• Items from a dataset:
____________
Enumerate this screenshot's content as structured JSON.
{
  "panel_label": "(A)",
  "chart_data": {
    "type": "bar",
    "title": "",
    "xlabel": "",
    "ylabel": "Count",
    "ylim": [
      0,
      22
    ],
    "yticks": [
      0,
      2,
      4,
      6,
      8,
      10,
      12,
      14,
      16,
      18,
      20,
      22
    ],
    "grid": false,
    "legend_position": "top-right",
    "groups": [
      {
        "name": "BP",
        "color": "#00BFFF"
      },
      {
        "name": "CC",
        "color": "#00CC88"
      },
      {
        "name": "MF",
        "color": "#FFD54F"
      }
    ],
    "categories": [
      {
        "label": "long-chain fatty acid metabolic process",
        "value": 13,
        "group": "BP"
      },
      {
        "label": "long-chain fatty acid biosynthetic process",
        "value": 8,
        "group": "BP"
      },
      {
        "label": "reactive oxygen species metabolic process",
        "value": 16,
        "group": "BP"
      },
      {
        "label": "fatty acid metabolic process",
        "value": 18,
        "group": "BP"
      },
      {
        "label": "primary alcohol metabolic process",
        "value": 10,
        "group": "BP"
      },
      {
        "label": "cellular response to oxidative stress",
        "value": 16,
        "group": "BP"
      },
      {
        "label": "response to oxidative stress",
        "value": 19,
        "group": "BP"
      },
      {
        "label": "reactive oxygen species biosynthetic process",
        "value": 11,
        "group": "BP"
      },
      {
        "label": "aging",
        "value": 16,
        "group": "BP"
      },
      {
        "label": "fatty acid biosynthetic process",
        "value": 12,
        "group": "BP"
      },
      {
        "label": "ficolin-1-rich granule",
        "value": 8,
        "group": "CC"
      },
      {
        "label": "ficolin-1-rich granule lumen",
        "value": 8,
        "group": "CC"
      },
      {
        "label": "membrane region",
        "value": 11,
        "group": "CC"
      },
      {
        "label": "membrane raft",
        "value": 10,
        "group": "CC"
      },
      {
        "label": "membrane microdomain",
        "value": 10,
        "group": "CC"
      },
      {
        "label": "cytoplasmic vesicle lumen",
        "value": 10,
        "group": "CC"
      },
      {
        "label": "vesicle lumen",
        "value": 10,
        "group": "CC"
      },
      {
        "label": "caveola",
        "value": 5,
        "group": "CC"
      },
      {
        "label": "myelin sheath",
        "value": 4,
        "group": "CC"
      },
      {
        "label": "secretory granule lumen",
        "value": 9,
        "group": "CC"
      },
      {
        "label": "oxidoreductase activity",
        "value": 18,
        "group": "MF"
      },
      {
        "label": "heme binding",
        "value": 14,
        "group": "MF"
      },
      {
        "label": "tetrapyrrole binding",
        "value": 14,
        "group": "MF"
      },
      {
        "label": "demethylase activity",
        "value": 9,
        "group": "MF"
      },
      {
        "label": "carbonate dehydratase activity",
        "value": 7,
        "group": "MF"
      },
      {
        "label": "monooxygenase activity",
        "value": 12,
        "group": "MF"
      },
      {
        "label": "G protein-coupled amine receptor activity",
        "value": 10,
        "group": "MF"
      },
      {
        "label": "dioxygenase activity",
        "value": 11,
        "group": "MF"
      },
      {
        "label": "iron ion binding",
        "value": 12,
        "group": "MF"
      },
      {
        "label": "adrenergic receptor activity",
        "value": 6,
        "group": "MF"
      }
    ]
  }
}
____________
• WORK ITEM: Give back every entry, word for word.

• SOLUTION TO THE EXERCISE:
Enumerate this screenshot's content as structured JSON.
{
  "panel_label": "(A)",
  "chart_data": {
    "type": "bar",
    "title": "",
    "xlabel": "",
    "ylabel": "Count",
    "ylim": [
      0,
      22
    ],
    "yticks": [
      0,
      2,
      4,
      6,
      8,
      10,
      12,
      14,
      16,
      18,
      20,
      22
    ],
    "grid": false,
    "legend_position": "top-right",
    "groups": [
      {
        "name": "BP",
        "color": "#00BFFF"
      },
      {
        "name": "CC",
        "color": "#00CC88"
      },
      {
        "name": "MF",
        "color": "#FFD54F"
      }
    ],
    "categories": [
      {
        "label": "long-chain fatty acid metabolic process",
        "value": 13,
        "group": "BP"
      },
      {
        "label": "long-chain fatty acid biosynthetic process",
        "value": 8,
        "group": "BP"
      },
      {
        "label": "reactive oxygen species metabolic process",
        "value": 16,
        "group": "BP"
      },
      {
        "label": "fatty acid metabolic process",
        "value": 18,
        "group": "BP"
      },
      {
        "label": "primary alcohol metabolic process",
        "value": 10,
        "group": "BP"
      },
      {
        "label": "cellular response to oxidative stress",
        "value": 16,
        "group": "BP"
      },
      {
        "label": "response to oxidative stress",
        "value": 19,
        "group": "BP"
      },
      {
        "label": "reactive oxygen species biosynthetic process",
        "value": 11,
        "group": "BP"
      },
      {
        "label": "aging",
        "value": 16,
        "group": "BP"
      },
      {
        "label": "fatty acid biosynthetic process",
        "value": 12,
        "group": "BP"
      },
      {
        "label": "ficolin-1-rich granule",
        "value": 8,
        "group": "CC"
      },
      {
        "label": "ficolin-1-rich granule lumen",
        "value": 8,
        "group": "CC"
      },
      {
        "label": "membrane region",
        "value": 11,
        "group": "CC"
      },
      {
        "label": "membrane raft",
        "value": 10,
        "group": "CC"
      },
      {
        "label": "membrane microdomain",
        "value": 10,
        "group": "CC"
      },
      {
        "label": "cytoplasmic vesicle lumen",
        "value": 10,
        "group": "CC"
      },
      {
        "label": "vesicle lumen",
        "value": 10,
        "group": "CC"
      },
      {
        "label": "caveola",
        "value": 5,
        "group": "CC"
      },
      {
        "label": "myelin sheath",
        "value": 4,
        "group": "CC"
      },
      {
        "label": "secretory granule lumen",
        "value": 9,
        "group": "CC"
      },
      {
        "label": "oxidoreductase activity",
        "value": 18,
        "group": "MF"
      },
      {
        "label": "heme binding",
        "value": 14,
        "group": "MF"
      },
      {
        "label": "tetrapyrrole binding",
        "value": 14,
        "group": "MF"
      },
      {
        "label": "demethylase activity",
        "value": 9,
        "group": "MF"
      },
      {
        "label": "carbonate dehydratase activity",
        "value": 7,
        "group": "MF"
      },
      {
        "label": "monooxygenase activity",
        "value": 12,
        "group": "MF"
      },
      {
        "label": "G protein-coupled amine receptor activity",
        "value": 10,
        "group": "MF"
      },
      {
        "label": "dioxygenase activity",
        "value": 11,
        "group": "MF"
      },
      {
        "label": "iron ion binding",
        "value": 12,
        "group": "MF"
      },
      {
        "label": "adrenergic receptor activity",
        "value": 6,
        "group": "MF"
      }
    ]
  }
}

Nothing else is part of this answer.